ACTION ITEM: Within the lines below, find those that hold the string "annotation" and copy each one.
*** Opening of RECORDS SHOWN ***
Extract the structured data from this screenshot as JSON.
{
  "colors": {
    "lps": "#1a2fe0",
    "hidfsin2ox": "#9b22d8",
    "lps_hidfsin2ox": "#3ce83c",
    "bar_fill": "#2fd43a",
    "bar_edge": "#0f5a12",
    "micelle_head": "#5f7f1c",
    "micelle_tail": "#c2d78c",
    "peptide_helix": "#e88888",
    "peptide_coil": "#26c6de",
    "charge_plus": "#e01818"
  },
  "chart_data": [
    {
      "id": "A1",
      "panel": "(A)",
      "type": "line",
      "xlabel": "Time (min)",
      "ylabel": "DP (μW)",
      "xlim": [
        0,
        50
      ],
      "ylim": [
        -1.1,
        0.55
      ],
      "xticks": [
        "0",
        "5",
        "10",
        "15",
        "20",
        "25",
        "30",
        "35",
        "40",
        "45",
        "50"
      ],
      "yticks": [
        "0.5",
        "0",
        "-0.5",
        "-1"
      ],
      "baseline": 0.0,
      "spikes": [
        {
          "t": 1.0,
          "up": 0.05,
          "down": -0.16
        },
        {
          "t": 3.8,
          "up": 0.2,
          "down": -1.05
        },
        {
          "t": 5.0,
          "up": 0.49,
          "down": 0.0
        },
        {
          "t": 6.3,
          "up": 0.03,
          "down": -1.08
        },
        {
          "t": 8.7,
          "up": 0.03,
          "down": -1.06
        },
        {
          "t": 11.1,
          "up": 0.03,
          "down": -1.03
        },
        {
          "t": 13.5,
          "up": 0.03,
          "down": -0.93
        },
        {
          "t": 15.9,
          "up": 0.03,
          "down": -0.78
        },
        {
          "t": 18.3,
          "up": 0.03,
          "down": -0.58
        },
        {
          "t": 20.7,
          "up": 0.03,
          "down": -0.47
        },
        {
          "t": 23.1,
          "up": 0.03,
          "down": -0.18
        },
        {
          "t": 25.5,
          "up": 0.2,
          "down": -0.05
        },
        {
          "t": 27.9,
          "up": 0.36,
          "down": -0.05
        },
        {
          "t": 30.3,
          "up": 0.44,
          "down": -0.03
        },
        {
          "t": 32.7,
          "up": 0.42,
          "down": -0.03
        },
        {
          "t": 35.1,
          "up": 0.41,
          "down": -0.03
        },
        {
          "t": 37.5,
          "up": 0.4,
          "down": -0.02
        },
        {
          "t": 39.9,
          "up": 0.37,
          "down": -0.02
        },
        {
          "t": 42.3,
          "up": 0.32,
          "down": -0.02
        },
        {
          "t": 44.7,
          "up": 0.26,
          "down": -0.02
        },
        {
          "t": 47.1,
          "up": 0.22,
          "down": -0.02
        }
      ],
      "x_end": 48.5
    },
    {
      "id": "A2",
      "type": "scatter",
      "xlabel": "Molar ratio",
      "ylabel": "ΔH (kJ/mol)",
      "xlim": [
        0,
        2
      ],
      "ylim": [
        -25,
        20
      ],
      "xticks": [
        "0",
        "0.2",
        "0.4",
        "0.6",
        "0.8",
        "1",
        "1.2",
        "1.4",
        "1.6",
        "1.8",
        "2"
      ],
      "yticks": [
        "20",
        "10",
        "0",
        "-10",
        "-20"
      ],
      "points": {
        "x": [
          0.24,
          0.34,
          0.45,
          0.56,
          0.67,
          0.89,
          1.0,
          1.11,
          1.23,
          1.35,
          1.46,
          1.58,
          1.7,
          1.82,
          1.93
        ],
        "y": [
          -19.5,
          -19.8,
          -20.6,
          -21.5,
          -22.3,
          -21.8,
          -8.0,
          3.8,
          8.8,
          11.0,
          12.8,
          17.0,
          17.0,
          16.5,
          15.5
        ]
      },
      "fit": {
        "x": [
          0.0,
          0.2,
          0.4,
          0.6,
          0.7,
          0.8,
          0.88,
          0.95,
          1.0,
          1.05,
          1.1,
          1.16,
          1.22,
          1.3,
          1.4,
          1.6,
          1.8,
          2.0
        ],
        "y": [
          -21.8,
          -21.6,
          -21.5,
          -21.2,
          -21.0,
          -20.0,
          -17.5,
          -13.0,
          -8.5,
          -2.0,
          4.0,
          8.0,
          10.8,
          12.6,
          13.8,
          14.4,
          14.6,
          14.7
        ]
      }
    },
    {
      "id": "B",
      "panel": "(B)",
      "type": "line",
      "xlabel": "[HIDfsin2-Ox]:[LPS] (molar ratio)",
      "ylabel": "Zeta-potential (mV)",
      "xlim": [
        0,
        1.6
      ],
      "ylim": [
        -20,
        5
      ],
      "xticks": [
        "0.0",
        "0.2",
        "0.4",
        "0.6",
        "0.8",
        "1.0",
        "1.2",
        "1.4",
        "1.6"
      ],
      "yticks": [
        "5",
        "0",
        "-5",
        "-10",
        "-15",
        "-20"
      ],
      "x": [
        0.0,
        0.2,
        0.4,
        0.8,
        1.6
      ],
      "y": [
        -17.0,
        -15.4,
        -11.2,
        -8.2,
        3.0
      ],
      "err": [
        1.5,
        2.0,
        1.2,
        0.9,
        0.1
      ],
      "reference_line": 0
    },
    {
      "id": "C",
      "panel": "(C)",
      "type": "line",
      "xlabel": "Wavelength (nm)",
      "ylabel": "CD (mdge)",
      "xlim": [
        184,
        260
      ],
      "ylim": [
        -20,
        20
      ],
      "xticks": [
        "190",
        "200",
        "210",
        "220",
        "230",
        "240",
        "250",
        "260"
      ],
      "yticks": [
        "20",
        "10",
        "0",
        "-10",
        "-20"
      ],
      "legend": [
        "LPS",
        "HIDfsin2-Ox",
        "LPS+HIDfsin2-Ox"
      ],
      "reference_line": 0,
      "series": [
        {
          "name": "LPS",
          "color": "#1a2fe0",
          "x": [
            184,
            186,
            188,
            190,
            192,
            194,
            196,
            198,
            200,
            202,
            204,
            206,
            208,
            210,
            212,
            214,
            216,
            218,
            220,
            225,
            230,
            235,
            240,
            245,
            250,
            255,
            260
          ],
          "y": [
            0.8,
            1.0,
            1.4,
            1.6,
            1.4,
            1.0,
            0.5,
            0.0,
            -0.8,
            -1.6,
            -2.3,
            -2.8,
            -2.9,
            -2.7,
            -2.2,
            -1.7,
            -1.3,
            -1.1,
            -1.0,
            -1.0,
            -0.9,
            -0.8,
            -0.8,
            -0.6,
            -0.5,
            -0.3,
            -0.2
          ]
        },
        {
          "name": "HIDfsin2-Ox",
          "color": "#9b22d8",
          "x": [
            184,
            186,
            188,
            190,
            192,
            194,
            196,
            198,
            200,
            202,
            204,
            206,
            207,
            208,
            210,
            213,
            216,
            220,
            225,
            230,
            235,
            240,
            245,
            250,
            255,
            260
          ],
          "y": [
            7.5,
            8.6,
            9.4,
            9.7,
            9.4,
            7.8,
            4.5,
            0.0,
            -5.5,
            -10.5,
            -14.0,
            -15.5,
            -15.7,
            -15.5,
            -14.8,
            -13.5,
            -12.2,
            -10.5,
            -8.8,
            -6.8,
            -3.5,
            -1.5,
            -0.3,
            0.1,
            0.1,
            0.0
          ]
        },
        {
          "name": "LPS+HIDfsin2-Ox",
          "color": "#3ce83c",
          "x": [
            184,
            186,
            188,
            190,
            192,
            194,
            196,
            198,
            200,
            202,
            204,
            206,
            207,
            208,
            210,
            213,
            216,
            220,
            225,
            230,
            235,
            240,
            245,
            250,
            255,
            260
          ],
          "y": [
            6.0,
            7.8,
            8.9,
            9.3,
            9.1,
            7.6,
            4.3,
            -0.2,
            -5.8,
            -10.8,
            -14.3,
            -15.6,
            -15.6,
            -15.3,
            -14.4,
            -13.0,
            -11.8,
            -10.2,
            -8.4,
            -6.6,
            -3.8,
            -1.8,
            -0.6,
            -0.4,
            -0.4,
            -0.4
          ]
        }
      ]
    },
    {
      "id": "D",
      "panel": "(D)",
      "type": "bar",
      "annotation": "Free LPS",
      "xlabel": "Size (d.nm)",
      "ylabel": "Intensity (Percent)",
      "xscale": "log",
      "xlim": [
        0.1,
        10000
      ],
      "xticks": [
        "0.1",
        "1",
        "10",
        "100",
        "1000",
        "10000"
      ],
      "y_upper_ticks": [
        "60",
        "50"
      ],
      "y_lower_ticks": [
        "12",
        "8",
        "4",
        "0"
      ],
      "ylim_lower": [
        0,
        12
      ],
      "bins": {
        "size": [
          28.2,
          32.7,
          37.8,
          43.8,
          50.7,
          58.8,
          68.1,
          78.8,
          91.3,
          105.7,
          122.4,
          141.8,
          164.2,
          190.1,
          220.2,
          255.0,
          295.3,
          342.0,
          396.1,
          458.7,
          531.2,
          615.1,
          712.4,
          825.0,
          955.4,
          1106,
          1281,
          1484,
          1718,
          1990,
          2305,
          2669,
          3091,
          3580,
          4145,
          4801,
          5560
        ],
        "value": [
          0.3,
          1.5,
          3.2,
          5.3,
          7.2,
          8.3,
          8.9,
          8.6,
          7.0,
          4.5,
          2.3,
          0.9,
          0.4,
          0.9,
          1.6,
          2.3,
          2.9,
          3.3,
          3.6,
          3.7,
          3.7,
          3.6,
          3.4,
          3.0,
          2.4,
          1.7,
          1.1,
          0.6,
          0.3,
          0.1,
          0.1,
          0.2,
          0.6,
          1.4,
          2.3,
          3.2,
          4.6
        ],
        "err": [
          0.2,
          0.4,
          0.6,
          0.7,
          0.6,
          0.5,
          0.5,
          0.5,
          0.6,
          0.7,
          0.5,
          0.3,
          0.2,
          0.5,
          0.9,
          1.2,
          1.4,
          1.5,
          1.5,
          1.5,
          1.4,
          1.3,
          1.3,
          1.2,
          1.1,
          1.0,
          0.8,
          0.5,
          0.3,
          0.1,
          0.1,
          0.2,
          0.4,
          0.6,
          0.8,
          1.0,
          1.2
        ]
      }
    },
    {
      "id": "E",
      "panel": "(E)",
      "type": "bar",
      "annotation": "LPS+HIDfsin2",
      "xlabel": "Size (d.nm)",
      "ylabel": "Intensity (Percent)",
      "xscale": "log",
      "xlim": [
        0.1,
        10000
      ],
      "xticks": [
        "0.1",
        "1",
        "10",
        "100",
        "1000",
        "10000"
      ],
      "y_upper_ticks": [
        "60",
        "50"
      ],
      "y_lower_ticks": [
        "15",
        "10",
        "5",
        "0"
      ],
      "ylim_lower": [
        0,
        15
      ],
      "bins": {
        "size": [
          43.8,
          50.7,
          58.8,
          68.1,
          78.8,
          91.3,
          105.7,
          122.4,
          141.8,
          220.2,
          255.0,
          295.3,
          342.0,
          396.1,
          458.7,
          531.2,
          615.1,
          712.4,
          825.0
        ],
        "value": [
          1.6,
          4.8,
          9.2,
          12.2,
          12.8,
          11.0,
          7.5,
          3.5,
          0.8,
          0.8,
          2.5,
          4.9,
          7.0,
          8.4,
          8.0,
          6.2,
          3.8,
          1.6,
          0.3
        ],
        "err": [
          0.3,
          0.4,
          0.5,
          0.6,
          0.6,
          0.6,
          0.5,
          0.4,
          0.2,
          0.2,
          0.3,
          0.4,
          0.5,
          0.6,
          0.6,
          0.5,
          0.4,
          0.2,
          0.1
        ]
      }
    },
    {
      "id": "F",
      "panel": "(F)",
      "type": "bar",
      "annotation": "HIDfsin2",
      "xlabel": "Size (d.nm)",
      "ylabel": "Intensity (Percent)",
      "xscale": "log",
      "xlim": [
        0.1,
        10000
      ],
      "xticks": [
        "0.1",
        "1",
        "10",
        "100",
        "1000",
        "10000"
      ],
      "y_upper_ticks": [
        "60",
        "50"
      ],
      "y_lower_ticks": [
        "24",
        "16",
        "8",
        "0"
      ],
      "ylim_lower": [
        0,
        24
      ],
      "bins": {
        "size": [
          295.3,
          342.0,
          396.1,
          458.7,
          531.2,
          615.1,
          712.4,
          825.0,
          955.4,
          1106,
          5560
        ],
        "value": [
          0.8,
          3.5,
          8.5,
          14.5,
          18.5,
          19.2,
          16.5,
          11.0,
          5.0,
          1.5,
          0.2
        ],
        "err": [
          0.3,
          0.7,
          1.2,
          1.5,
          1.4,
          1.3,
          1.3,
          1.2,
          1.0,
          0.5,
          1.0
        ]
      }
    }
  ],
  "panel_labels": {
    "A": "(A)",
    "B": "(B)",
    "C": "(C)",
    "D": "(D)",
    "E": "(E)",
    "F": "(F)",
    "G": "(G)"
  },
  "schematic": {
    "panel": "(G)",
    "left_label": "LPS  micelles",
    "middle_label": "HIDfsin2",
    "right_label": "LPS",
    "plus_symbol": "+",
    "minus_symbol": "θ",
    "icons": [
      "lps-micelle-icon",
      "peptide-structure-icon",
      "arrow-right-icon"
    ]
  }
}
*** Close of RECORDS SHOWN ***
RESPONSE TO THIS EXERCISE:
      "annotation": "Free LPS",
      "annotation": "LPS+HIDfsin2",
      "annotation": "HIDfsin2",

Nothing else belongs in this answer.